══ Input ══
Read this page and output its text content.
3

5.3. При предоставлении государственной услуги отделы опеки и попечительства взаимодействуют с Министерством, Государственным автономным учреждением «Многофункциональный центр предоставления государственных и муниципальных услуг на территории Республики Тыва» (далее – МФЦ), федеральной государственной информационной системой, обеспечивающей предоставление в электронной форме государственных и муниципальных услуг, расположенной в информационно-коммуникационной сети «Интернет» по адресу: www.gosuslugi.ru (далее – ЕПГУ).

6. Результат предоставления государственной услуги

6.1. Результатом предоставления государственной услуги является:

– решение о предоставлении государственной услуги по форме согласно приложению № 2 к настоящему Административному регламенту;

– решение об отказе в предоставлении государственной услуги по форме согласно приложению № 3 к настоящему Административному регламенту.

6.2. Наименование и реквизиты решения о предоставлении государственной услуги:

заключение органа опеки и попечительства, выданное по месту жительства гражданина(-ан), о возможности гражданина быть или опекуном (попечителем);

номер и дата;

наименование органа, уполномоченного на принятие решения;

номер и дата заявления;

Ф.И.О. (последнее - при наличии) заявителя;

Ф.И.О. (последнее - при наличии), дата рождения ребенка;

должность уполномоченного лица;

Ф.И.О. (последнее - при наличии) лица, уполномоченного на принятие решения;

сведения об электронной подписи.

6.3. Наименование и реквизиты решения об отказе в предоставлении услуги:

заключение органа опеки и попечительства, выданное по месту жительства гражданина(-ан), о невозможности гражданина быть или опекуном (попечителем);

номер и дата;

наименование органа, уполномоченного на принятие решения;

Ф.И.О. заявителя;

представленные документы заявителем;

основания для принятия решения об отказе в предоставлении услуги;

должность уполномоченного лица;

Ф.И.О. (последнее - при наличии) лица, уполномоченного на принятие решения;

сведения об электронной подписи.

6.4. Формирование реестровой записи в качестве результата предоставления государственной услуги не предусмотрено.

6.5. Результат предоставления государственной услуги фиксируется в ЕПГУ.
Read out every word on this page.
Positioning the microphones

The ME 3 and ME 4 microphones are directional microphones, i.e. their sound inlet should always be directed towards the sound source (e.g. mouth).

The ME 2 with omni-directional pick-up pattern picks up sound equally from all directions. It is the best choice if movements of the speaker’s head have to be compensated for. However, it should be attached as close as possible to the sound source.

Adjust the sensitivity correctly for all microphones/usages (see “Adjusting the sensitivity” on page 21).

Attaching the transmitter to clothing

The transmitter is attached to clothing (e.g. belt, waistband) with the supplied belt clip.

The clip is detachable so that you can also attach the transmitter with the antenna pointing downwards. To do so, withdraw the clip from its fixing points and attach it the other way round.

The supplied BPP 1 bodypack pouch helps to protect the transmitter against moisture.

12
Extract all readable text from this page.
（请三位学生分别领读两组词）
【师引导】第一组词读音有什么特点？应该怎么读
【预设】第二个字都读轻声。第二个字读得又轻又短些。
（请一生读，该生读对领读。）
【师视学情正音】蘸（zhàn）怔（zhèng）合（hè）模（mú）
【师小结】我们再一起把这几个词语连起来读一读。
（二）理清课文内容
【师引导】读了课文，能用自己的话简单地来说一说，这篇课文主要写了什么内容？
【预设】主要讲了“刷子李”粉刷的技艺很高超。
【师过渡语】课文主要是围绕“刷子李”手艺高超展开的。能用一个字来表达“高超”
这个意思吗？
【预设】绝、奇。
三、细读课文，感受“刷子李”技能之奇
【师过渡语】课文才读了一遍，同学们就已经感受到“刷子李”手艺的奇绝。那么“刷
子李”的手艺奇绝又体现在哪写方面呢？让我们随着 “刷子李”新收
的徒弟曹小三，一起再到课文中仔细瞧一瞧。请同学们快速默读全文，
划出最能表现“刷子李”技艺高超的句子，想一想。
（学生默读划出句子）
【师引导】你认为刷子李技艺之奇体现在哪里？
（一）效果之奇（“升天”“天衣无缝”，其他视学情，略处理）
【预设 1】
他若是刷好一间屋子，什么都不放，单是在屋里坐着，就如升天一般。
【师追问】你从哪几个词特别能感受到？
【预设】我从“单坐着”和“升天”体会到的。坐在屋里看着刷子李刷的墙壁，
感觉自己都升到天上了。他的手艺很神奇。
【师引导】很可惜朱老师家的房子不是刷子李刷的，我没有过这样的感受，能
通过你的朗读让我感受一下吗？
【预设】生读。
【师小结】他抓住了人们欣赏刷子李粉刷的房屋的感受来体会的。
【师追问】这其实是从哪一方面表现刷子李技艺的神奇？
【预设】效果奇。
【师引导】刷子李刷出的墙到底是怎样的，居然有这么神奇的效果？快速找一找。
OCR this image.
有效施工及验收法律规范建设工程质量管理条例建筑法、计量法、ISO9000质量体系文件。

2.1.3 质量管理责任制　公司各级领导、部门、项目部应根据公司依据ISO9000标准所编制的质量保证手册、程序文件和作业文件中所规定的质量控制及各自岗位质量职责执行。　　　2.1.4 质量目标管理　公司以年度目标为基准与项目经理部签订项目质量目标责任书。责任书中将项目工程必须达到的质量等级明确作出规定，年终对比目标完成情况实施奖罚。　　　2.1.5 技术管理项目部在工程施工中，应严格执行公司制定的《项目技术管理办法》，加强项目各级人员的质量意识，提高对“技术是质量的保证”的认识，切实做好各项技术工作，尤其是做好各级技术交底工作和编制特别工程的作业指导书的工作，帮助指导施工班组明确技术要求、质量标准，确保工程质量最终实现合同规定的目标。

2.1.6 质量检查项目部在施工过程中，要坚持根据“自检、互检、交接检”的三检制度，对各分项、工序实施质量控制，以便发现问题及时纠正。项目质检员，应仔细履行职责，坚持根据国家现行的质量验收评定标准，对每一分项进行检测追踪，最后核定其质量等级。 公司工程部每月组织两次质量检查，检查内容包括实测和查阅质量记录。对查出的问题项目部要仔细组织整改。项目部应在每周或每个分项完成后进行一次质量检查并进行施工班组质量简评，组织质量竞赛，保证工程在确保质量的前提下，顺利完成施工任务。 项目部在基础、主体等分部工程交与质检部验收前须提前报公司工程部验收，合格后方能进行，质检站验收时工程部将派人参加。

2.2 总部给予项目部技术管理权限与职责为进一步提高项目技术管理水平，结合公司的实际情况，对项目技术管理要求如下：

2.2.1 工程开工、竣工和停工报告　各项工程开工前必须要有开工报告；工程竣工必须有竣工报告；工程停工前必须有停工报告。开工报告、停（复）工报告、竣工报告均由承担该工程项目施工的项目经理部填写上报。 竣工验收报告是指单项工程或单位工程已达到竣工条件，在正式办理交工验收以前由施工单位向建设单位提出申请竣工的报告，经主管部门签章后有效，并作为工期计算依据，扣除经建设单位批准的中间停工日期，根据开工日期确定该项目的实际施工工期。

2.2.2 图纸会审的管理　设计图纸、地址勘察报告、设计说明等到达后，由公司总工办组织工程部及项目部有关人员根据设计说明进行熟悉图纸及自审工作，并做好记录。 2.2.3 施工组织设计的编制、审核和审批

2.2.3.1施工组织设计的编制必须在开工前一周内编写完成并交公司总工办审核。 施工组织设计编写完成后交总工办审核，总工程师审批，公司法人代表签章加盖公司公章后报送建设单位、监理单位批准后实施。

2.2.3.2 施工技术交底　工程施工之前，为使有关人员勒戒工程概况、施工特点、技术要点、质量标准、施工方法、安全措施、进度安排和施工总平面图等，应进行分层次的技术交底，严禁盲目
═══
Give the number of lines in the data that contain "предоставлении", with no other words.

• **Output**: 6